### Given request
Lines containing "Events" are to be counted. Report the count alone.

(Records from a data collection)
______________________________
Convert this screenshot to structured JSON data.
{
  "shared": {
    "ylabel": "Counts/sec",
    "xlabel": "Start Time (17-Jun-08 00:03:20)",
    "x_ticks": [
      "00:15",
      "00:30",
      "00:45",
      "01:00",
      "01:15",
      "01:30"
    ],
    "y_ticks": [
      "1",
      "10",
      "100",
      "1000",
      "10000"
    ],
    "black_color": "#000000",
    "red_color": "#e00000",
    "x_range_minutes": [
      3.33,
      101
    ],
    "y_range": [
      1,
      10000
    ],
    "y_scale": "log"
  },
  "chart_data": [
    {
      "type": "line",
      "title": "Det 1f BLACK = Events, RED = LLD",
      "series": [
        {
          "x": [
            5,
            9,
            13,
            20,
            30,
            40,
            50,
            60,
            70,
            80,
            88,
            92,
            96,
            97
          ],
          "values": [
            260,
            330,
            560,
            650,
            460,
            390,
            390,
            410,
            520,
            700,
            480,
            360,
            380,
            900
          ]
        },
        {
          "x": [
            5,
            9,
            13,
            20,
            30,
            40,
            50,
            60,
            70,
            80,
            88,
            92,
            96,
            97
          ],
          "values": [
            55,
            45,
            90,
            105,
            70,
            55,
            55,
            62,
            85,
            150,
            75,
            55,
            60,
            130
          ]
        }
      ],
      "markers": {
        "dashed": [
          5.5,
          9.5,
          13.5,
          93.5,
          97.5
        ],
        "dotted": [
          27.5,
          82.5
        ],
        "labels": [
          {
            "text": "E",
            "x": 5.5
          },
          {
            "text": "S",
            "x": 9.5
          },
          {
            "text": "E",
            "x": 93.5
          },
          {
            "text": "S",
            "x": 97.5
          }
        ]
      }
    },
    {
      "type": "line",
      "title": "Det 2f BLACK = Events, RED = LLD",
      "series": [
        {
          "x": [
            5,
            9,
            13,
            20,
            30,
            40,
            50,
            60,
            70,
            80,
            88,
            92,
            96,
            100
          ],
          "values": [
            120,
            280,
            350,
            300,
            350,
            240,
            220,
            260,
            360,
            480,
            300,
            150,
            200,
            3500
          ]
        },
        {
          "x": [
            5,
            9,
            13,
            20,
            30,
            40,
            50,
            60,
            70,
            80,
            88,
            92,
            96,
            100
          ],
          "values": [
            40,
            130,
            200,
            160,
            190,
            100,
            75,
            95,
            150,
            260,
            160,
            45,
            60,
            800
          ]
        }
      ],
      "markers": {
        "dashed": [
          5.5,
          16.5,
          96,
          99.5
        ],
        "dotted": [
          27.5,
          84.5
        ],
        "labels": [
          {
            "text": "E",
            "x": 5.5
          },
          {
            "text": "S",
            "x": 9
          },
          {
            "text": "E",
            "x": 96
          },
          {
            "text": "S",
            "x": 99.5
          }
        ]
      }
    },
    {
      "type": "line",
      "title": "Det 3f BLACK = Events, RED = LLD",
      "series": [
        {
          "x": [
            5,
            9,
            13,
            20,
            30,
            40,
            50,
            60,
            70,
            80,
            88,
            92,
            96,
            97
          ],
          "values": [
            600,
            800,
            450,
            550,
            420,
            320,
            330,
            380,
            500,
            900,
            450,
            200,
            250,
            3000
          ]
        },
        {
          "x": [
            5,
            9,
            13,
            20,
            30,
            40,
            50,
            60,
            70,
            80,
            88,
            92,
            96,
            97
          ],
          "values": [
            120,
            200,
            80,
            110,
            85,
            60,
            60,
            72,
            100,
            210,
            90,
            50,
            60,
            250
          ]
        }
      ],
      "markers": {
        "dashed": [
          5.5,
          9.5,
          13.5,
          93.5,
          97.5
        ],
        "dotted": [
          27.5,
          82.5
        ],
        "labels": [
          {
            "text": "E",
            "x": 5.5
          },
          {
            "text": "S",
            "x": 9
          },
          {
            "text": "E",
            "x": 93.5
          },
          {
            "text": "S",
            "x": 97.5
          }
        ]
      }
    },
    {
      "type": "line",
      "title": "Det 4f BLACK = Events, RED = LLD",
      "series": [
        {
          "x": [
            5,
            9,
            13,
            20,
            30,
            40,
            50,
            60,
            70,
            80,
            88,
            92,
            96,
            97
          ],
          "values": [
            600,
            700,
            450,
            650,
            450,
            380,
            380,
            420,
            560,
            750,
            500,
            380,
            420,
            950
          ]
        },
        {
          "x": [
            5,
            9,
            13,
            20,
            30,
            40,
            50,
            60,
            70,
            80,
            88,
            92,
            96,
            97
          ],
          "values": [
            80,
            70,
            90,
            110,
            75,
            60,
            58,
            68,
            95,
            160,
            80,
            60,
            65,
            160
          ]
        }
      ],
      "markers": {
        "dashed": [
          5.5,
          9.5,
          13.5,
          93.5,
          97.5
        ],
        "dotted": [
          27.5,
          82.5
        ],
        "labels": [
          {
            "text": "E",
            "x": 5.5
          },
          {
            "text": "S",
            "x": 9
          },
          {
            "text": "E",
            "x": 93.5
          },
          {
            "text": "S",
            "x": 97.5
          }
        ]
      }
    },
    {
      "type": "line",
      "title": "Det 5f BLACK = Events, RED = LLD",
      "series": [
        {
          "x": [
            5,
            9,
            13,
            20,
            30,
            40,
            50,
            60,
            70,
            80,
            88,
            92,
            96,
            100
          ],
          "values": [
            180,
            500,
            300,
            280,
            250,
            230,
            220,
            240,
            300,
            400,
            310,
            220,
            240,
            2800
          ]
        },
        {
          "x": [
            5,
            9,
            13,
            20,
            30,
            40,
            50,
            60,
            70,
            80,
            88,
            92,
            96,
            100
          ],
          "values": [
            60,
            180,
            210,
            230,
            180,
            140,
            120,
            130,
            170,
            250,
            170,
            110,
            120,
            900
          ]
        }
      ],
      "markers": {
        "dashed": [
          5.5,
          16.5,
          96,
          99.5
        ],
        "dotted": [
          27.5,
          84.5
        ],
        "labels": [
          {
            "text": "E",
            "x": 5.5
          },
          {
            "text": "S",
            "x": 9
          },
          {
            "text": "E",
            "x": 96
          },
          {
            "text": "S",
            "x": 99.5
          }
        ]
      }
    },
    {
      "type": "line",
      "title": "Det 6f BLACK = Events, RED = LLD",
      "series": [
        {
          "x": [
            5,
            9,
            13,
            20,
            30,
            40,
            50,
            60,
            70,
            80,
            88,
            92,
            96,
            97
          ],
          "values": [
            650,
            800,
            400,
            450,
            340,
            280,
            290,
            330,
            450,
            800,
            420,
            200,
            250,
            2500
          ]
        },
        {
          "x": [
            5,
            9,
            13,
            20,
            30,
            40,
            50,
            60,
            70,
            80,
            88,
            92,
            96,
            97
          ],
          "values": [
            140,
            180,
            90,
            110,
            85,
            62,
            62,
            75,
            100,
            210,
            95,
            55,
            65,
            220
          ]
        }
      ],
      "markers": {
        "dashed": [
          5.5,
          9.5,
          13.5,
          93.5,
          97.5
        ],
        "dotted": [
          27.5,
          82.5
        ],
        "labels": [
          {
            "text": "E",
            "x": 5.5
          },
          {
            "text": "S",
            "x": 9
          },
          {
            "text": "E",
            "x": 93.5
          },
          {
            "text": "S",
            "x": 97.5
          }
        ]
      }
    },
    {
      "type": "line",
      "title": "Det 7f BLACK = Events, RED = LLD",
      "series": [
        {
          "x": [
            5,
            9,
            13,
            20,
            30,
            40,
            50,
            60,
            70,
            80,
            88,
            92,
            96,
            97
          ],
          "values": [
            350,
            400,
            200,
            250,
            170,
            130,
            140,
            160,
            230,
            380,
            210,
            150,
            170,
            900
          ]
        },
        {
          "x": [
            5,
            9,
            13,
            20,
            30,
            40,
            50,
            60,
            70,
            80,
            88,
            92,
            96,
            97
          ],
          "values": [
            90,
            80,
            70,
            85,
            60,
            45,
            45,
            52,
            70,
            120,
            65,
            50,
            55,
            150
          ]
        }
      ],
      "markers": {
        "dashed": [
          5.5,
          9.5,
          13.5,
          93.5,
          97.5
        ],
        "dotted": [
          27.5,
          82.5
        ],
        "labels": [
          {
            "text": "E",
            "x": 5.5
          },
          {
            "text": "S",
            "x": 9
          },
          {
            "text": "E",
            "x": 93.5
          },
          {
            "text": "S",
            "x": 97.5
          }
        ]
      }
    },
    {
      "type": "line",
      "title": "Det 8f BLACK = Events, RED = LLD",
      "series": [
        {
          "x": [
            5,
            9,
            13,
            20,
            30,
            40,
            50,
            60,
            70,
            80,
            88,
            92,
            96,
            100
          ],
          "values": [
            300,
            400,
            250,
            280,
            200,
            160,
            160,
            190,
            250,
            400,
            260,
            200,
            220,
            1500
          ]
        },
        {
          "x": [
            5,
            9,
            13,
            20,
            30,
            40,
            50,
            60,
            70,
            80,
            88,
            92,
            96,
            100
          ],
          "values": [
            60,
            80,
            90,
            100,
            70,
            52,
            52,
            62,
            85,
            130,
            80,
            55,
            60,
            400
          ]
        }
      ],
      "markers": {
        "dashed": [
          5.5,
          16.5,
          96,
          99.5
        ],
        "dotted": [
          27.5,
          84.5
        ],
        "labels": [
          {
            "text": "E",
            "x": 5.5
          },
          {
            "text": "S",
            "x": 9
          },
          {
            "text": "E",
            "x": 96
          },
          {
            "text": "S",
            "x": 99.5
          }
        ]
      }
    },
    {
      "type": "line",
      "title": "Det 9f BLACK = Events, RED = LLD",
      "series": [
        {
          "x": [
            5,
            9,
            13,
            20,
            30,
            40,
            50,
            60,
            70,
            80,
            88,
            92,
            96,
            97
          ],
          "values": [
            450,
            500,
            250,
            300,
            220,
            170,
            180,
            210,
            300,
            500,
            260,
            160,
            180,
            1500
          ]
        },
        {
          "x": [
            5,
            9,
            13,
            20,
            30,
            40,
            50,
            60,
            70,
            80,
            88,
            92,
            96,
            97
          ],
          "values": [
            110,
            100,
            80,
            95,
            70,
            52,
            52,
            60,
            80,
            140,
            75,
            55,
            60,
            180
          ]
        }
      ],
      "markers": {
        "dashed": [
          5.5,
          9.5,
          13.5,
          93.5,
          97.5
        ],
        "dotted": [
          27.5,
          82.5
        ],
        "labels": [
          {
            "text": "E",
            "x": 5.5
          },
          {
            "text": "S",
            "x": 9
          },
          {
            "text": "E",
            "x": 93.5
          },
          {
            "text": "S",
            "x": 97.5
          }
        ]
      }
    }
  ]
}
______________________________
### Written answer
9